Figure contents as structured data
────

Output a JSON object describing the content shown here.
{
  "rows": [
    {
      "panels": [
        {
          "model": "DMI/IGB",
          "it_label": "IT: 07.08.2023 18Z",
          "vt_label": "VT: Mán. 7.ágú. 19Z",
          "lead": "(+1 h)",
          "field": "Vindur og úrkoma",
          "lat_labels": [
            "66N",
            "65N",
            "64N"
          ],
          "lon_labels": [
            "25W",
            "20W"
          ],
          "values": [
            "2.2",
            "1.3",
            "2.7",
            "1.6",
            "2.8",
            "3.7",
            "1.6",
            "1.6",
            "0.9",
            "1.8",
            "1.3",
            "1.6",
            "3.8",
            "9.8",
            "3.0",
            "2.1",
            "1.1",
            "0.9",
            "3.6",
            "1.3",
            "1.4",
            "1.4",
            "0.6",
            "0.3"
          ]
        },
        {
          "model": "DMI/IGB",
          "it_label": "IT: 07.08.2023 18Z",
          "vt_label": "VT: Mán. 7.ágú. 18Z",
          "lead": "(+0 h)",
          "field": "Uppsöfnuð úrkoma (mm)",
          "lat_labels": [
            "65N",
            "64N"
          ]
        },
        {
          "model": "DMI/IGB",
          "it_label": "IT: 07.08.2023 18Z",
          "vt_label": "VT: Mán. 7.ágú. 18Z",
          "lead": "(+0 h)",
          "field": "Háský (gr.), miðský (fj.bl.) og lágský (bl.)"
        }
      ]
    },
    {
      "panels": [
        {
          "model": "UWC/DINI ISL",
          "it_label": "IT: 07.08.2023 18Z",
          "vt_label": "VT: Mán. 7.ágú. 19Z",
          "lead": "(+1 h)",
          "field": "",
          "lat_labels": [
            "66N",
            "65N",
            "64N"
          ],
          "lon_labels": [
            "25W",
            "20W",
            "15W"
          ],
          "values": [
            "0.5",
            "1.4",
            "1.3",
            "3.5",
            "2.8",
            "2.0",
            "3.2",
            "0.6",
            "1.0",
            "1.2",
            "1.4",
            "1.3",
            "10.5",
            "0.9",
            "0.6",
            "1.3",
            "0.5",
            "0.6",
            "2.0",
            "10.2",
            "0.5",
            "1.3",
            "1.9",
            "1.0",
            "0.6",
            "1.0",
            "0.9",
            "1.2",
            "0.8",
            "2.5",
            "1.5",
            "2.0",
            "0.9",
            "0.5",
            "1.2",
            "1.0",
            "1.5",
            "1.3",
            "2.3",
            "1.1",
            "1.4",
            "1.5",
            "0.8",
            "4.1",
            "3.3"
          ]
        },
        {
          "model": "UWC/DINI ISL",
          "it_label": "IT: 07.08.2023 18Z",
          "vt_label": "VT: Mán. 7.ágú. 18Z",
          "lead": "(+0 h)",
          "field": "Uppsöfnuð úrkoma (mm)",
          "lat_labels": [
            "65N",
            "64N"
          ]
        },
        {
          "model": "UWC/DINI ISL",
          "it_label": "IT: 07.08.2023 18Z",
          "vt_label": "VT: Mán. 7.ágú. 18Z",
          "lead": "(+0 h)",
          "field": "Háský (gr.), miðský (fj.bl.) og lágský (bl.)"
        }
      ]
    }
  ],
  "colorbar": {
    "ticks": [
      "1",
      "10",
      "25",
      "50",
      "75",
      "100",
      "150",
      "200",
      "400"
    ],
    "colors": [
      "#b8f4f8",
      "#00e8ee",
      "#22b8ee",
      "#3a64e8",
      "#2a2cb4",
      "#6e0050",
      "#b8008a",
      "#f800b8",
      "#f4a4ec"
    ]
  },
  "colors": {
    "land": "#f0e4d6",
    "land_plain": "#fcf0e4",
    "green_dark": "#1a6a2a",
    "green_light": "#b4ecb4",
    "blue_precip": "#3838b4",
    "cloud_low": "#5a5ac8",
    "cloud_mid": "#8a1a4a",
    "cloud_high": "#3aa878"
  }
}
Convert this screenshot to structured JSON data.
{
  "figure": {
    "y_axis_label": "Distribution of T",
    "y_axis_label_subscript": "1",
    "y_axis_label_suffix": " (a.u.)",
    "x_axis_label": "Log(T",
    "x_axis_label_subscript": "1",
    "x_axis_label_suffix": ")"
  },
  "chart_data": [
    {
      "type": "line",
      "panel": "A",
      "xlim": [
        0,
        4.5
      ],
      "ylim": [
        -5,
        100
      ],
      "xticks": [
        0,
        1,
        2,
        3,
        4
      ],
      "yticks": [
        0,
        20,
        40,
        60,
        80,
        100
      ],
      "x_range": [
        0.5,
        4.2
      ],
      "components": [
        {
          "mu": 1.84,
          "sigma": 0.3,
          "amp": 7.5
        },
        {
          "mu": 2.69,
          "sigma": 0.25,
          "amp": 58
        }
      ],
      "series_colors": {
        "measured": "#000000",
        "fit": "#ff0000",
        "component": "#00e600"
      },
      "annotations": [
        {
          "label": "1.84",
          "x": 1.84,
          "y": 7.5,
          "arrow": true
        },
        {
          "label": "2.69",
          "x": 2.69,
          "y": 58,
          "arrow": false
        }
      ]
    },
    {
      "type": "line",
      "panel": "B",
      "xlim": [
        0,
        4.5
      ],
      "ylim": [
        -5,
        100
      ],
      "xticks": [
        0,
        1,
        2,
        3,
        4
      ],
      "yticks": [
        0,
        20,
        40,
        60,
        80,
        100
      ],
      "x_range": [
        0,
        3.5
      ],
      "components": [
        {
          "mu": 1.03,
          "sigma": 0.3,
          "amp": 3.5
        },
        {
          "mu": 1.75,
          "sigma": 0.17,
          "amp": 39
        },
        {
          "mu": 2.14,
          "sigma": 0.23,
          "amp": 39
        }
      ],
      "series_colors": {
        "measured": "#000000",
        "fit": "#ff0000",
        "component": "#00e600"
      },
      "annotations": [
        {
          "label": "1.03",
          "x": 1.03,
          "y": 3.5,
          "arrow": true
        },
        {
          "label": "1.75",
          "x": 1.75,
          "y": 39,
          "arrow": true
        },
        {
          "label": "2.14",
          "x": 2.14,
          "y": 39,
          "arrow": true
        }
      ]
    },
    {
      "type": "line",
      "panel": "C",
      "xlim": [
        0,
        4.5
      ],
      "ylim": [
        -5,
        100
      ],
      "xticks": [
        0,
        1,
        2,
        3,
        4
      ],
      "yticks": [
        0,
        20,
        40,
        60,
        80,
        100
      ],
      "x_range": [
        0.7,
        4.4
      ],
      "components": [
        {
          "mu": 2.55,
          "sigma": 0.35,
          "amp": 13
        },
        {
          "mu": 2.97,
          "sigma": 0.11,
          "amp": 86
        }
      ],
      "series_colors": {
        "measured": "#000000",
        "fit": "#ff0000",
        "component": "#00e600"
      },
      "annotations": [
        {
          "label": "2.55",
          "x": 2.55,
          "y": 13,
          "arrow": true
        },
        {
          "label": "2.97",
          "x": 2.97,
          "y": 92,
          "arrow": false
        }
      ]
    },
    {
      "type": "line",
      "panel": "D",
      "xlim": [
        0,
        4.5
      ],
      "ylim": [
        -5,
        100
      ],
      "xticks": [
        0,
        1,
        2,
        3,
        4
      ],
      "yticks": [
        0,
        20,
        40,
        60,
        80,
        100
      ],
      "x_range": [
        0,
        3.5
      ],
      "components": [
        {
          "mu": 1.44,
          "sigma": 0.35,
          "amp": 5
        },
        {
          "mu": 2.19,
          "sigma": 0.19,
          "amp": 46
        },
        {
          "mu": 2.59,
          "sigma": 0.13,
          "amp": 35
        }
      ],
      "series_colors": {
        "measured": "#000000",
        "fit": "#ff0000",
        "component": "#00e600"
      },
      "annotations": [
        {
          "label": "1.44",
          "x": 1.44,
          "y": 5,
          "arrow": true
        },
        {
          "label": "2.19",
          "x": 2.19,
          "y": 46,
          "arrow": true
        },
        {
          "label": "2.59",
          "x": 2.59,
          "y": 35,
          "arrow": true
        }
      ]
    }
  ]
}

────

→ **Set exercise**: Go through the lines above. Select every one that has the string "sigma".

→ **Finished answer**:
          "sigma": 0.3,
          "sigma": 0.25,
          "sigma": 0.3,
          "sigma": 0.17,
          "sigma": 0.23,
          "sigma": 0.35,
          "sigma": 0.11,
          "sigma": 0.35,
          "sigma": 0.19,
          "sigma": 0.13,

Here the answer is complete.